=== Dataset rows ===
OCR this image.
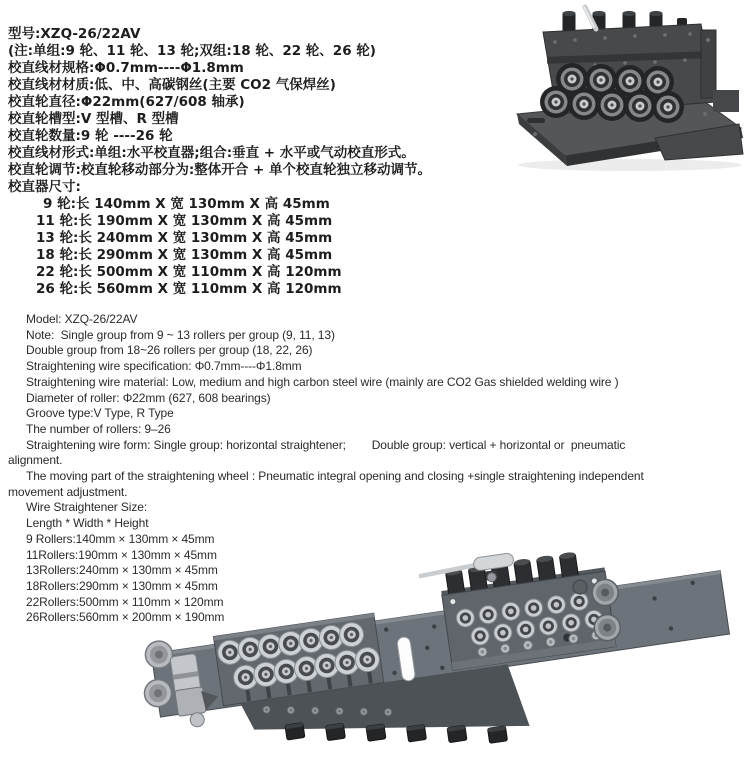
型号:XZQ-26/22AV
(注:单组:9 轮、11 轮、13 轮;双组:18 轮、22 轮、26 轮)
校直线材规格:Φ0.7mm----Φ1.8mm
校直线材材质:低、中、高碳钢丝(主要 CO2 气保焊丝)
校直轮直径:Φ22mm(627/608 轴承)
校直轮槽型:V 型槽、R 型槽
校直轮数量:9 轮 ----26 轮
校直线材形式:单组:水平校直器;组合:垂直 + 水平或气动校直形式。
校直轮调节:校直轮移动部分为:整体开合 + 单个校直轮独立移动调节。
校直器尺寸:
9 轮:长 140mm X 宽 130mm X 高 45mm
11 轮:长 190mm X 宽 130mm X 高 45mm
13 轮:长 240mm X 宽 130mm X 高 45mm
18 轮:长 290mm X 宽 130mm X 高 45mm
22 轮:长 500mm X 宽 110mm X 高 120mm
26 轮:长 560mm X 宽 110mm X 高 120mm
Model: XZQ-26/22AV
Note:  Single group from 9 ~ 13 rollers per group (9, 11, 13)
Double group from 18~26 rollers per group (18, 22, 26)
Straightening wire specification: Φ0.7mm----Φ1.8mm
Straightening wire material: Low, medium and high carbon steel wire (mainly are CO2 Gas shielded welding wire )
Diameter of roller: Φ22mm (627, 608 bearings)
Groove type:V Type, R Type
The number of rollers: 9–26
Straightening wire form: Single group: horizontal straightener;        Double group: vertical + horizontal or  pneumatic
alignment.
The moving part of the straightening wheel : Pneumatic integral opening and closing +single straightening independent
movement adjustment.
Wire Straightener Size:
Length * Width * Height
9 Rollers:140mm × 130mm × 45mm
11Rollers:190mm × 130mm × 45mm
13Rollers:240mm × 130mm × 45mm
18Rollers:290mm × 130mm × 45mm
22Rollers:500mm × 110mm × 120mm
26Rollers:560mm × 200mm × 190mm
===
Instructions for the task:
Every line above should be returned word for word, with the pictures left behind.

Solution for this task:
OCR this image.
型号:XZQ-26/22AV
(注:单组:9 轮、11 轮、13 轮;双组:18 轮、22 轮、26 轮)
校直线材规格:Φ0.7mm----Φ1.8mm
校直线材材质:低、中、高碳钢丝(主要 CO2 气保焊丝)
校直轮直径:Φ22mm(627/608 轴承)
校直轮槽型:V 型槽、R 型槽
校直轮数量:9 轮 ----26 轮
校直线材形式:单组:水平校直器;组合:垂直 + 水平或气动校直形式。
校直轮调节:校直轮移动部分为:整体开合 + 单个校直轮独立移动调节。
校直器尺寸:
9 轮:长 140mm X 宽 130mm X 高 45mm
11 轮:长 190mm X 宽 130mm X 高 45mm
13 轮:长 240mm X 宽 130mm X 高 45mm
18 轮:长 290mm X 宽 130mm X 高 45mm
22 轮:长 500mm X 宽 110mm X 高 120mm
26 轮:长 560mm X 宽 110mm X 高 120mm
Model: XZQ-26/22AV
Note:  Single group from 9 ~ 13 rollers per group (9, 11, 13)
Double group from 18~26 rollers per group (18, 22, 26)
Straightening wire specification: Φ0.7mm----Φ1.8mm
Straightening wire material: Low, medium and high carbon steel wire (mainly are CO2 Gas shielded welding wire )
Diameter of roller: Φ22mm (627, 608 bearings)
Groove type:V Type, R Type
The number of rollers: 9–26
Straightening wire form: Single group: horizontal straightener;        Double group: vertical + horizontal or  pneumatic
alignment.
The moving part of the straightening wheel : Pneumatic integral opening and closing +single straightening independent
movement adjustment.
Wire Straightener Size:
Length * Width * Height
9 Rollers:140mm × 130mm × 45mm
11Rollers:190mm × 130mm × 45mm
13Rollers:240mm × 130mm × 45mm
18Rollers:290mm × 130mm × 45mm
22Rollers:500mm × 110mm × 120mm
26Rollers:560mm × 200mm × 190mm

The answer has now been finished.